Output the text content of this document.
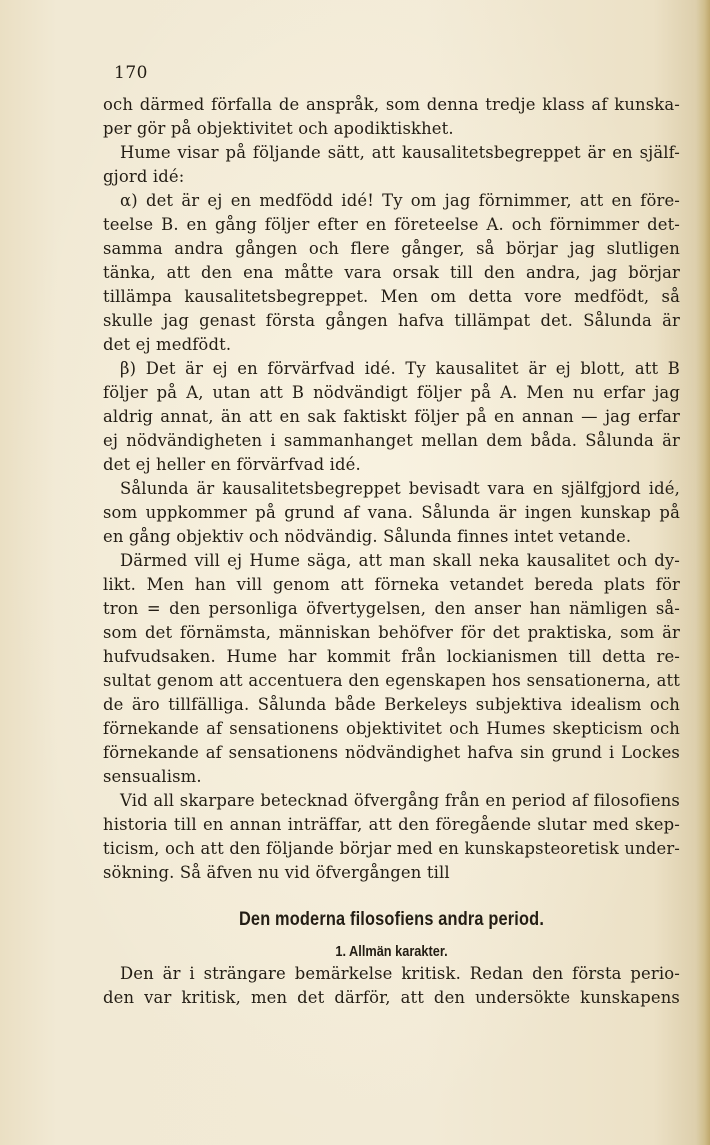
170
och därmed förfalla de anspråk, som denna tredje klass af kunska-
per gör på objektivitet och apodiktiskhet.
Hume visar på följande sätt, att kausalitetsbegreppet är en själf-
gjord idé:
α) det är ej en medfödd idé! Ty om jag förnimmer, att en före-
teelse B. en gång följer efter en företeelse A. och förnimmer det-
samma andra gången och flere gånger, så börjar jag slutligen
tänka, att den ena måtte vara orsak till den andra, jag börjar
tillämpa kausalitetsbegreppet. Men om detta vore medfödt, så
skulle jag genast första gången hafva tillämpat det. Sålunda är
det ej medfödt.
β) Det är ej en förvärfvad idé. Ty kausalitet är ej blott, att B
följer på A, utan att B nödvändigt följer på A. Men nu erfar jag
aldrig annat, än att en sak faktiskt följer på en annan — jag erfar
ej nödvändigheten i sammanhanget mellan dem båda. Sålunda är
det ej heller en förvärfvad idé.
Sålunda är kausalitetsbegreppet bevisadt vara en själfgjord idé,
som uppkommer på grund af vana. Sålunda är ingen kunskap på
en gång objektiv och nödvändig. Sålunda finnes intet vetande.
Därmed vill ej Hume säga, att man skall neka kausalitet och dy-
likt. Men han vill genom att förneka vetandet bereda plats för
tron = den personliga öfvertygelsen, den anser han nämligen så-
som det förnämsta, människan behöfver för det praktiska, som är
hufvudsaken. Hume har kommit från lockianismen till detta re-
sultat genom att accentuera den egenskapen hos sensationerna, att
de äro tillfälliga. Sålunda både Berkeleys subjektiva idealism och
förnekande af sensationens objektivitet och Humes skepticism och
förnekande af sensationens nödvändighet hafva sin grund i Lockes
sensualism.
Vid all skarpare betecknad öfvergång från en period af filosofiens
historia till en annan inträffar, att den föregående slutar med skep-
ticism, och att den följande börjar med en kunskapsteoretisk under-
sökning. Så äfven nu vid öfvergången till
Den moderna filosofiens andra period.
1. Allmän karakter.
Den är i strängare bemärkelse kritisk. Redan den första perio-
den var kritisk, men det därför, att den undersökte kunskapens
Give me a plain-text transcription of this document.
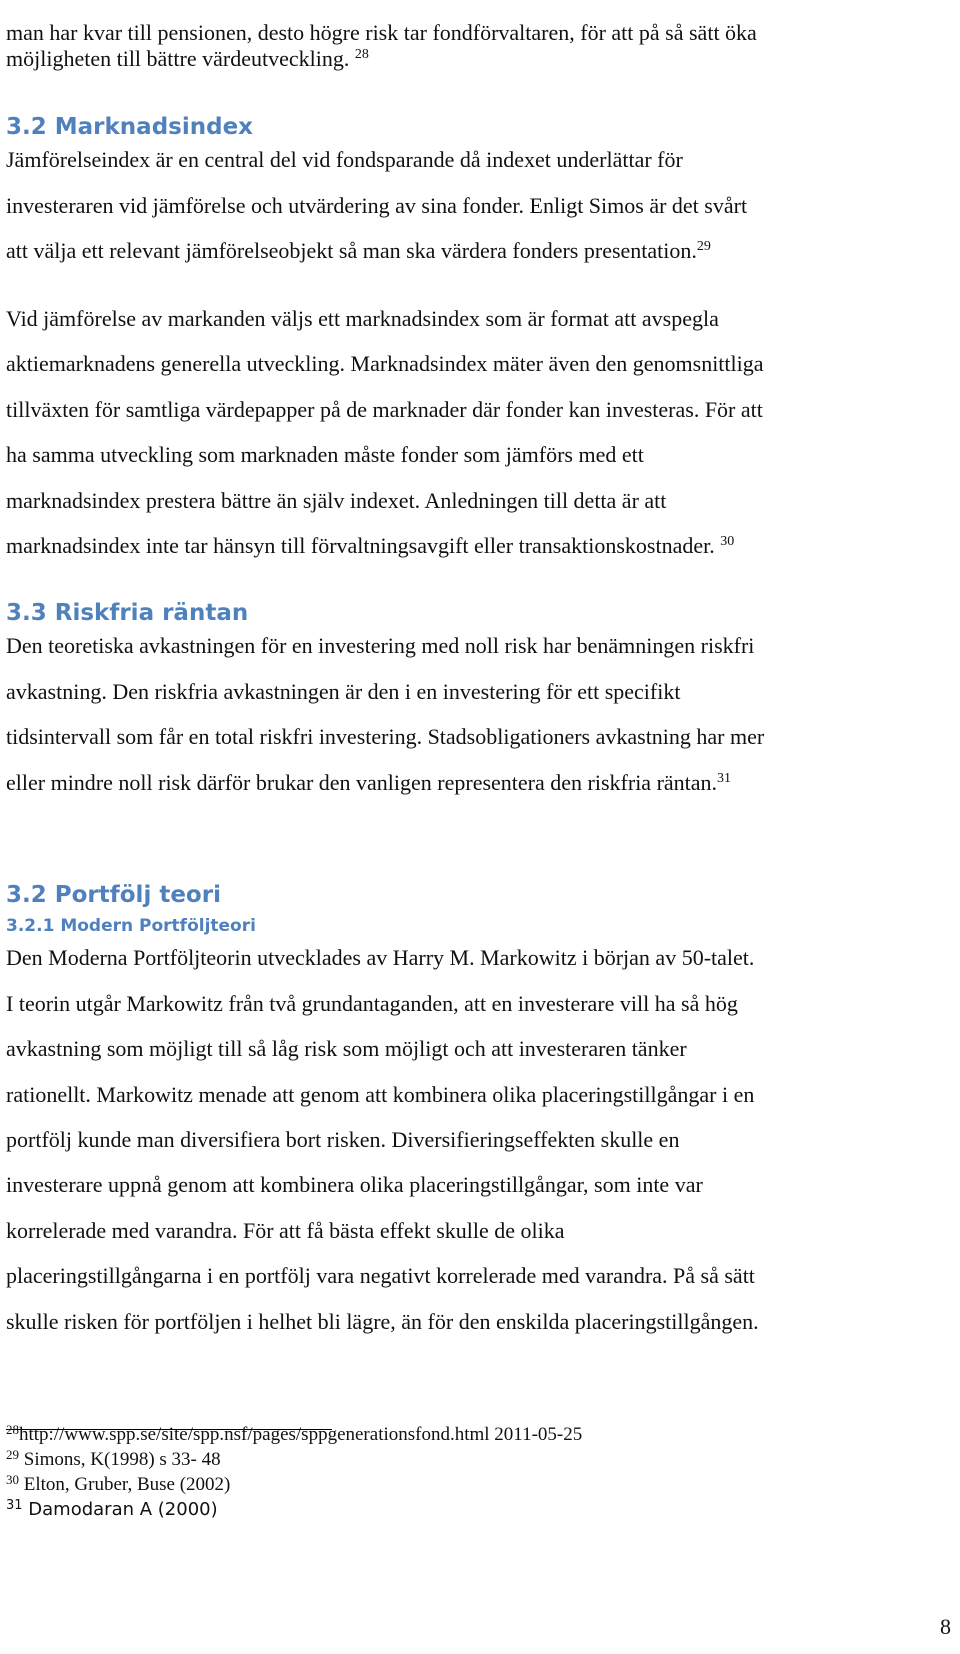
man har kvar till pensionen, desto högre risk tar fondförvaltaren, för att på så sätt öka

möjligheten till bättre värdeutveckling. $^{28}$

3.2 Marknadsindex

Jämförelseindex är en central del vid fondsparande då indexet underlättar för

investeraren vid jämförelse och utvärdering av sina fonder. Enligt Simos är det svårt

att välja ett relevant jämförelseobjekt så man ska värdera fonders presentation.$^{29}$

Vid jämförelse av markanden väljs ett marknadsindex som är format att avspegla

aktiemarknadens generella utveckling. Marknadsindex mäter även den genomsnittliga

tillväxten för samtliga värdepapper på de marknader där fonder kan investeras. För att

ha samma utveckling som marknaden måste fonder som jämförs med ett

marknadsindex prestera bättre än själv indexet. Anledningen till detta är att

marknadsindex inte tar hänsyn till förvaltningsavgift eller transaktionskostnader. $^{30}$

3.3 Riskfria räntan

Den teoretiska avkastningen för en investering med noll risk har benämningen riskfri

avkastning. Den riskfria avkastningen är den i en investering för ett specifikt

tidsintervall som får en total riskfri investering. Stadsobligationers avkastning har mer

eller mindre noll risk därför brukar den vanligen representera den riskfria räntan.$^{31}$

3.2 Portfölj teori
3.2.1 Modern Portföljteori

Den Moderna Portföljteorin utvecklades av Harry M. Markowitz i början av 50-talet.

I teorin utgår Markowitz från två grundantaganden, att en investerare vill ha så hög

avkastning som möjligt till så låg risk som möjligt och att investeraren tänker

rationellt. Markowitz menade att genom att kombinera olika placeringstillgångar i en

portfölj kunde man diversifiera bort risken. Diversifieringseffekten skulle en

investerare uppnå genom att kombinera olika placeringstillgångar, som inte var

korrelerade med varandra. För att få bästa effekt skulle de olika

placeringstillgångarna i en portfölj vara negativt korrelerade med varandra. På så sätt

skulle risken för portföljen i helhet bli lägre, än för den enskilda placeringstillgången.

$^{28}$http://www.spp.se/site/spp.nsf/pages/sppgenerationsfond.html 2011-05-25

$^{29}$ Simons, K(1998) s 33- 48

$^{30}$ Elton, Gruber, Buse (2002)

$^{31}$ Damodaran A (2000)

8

=-=-=

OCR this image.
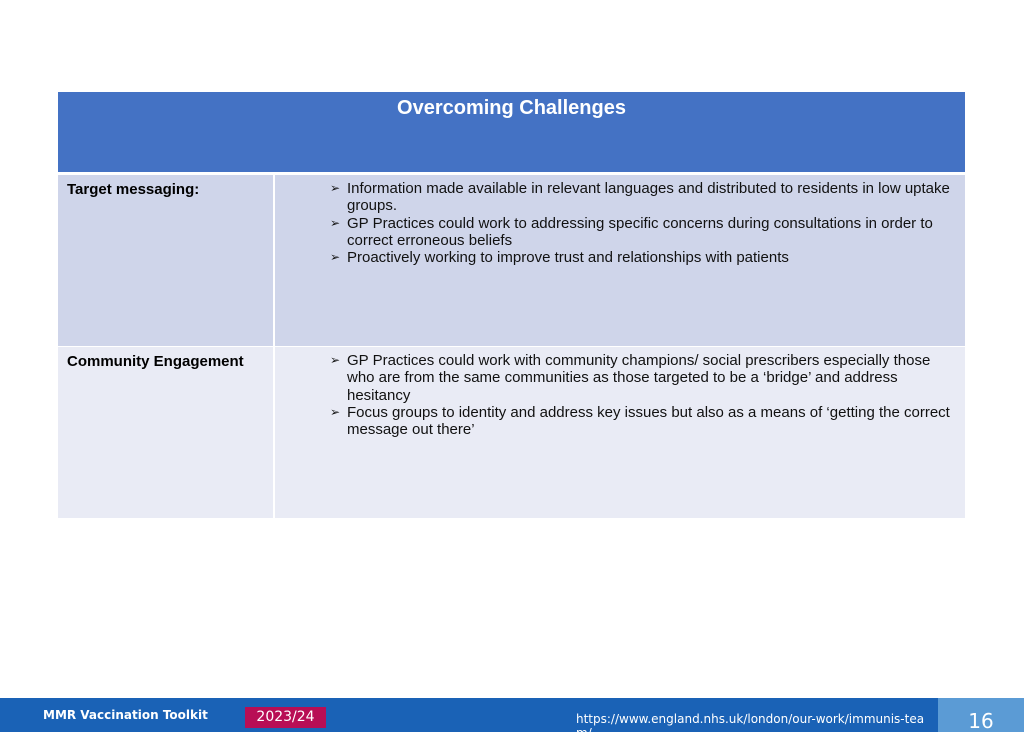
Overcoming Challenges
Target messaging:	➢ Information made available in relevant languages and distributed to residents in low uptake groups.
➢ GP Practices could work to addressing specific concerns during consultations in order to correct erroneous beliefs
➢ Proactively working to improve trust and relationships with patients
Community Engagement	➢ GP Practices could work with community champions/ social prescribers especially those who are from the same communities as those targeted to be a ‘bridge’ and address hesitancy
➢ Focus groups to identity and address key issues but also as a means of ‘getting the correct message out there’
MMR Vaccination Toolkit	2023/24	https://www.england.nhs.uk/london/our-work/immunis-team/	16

=-=-=

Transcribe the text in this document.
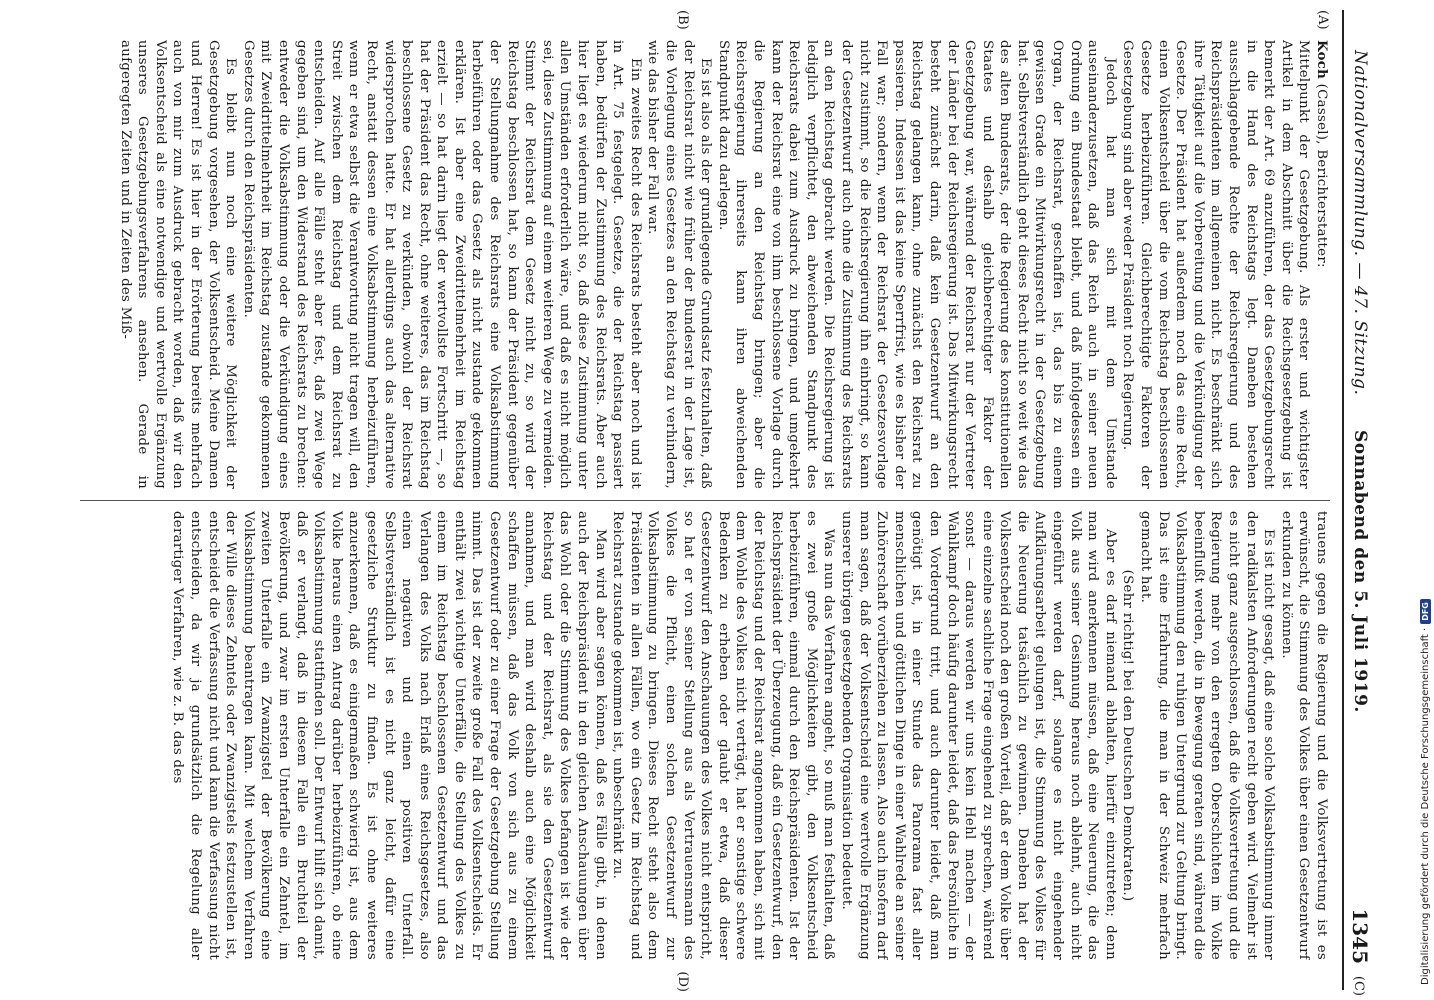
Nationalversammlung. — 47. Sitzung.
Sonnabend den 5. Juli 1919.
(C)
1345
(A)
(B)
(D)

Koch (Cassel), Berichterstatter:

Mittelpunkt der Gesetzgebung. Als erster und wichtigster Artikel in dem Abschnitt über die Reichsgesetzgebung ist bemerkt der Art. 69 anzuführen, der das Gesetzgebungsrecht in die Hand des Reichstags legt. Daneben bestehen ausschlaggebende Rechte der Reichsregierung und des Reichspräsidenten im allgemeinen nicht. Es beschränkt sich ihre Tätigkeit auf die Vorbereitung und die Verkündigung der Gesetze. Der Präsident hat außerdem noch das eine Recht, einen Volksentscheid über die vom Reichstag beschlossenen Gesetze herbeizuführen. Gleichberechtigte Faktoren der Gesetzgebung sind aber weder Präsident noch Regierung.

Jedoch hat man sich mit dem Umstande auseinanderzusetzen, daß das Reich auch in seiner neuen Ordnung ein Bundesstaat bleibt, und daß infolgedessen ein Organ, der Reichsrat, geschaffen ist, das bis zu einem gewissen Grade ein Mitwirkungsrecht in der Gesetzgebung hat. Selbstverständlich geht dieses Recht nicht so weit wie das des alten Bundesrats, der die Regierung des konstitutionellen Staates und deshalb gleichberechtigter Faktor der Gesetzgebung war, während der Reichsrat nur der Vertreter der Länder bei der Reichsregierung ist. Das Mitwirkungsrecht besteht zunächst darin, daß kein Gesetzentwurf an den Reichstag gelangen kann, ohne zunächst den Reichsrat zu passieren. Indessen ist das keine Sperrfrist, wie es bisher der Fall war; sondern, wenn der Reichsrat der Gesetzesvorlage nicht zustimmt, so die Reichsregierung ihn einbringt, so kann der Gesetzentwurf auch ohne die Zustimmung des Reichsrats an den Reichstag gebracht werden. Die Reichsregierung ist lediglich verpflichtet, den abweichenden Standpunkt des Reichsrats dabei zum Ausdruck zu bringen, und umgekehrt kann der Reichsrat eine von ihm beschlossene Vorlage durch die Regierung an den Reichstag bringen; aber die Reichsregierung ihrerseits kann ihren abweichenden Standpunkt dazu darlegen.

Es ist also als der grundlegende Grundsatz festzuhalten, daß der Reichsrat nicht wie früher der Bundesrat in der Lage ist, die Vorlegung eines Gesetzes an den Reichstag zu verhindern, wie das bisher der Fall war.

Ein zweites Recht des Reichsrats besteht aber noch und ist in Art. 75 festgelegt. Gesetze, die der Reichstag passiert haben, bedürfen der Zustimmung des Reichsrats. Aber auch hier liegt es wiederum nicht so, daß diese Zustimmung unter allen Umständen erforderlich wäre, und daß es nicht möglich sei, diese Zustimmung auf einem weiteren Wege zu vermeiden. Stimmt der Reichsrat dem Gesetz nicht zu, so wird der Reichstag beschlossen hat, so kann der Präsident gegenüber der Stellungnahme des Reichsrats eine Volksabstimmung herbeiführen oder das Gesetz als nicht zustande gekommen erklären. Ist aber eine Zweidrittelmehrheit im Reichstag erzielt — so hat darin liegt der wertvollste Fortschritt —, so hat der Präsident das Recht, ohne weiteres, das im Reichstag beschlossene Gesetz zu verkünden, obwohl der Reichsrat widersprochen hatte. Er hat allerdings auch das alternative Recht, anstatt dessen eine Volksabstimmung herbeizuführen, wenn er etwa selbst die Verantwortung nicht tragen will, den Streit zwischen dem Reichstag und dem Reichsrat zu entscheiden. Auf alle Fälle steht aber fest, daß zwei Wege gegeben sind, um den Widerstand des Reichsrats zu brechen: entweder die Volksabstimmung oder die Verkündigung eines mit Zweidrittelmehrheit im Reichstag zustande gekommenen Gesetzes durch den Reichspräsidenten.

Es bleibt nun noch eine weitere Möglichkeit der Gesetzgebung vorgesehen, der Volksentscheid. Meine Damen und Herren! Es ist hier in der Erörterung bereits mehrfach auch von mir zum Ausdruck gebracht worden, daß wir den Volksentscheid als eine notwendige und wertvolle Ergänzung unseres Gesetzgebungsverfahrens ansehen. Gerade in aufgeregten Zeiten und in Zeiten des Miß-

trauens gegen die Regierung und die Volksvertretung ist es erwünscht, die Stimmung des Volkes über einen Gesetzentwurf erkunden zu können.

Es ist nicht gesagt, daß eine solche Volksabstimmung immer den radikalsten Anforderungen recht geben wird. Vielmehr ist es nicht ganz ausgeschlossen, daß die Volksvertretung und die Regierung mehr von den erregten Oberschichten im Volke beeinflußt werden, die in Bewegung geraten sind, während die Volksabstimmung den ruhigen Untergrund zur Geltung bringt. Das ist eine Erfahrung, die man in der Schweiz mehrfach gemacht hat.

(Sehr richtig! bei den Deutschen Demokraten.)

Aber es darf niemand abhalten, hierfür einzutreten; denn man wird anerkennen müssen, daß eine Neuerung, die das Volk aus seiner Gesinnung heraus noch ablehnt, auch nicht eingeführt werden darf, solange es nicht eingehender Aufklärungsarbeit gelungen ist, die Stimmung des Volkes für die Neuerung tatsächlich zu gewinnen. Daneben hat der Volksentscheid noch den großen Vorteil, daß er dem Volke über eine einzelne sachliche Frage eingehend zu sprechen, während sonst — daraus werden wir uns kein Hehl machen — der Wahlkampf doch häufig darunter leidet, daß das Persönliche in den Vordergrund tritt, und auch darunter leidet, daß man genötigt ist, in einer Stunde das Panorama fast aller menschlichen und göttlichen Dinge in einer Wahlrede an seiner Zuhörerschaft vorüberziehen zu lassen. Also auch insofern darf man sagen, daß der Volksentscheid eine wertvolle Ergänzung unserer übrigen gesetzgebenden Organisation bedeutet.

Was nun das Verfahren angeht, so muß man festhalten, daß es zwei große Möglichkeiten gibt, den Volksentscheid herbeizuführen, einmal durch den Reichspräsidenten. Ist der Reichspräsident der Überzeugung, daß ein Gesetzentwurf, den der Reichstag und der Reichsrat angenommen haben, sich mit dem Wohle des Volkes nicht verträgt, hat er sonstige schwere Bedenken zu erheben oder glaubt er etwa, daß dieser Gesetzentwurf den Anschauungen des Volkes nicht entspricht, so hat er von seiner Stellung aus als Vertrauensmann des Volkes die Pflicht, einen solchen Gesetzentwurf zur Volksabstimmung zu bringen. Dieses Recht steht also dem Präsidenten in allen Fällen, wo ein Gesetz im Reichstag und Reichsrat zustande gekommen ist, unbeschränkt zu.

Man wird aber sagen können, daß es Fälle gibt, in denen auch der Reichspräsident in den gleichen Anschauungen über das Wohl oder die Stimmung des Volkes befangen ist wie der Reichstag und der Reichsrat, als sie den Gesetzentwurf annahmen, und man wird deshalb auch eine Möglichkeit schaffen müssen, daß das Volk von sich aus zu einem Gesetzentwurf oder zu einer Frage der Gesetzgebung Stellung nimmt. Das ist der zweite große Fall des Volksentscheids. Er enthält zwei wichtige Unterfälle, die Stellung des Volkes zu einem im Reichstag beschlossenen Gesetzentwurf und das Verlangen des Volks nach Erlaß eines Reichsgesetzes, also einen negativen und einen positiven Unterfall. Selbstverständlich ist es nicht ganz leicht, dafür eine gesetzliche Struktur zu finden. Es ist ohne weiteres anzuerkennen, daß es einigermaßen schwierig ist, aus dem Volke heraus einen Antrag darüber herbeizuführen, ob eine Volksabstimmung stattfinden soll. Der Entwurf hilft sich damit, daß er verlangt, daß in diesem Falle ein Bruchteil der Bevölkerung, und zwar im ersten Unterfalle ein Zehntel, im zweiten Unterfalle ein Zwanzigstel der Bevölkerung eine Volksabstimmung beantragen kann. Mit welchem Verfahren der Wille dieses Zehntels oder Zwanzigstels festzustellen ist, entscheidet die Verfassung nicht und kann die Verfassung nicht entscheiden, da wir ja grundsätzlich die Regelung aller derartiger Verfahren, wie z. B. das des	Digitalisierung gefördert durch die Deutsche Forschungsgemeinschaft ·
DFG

=-=-=

Action item: Search the listing for the word "kritisk" and return each line that holds it.

Answer to this problem:
Den är i strängare bemärkelse kritisk. Redan den första perio-
den var kritisk, men det därför, att den undersökte kunskapens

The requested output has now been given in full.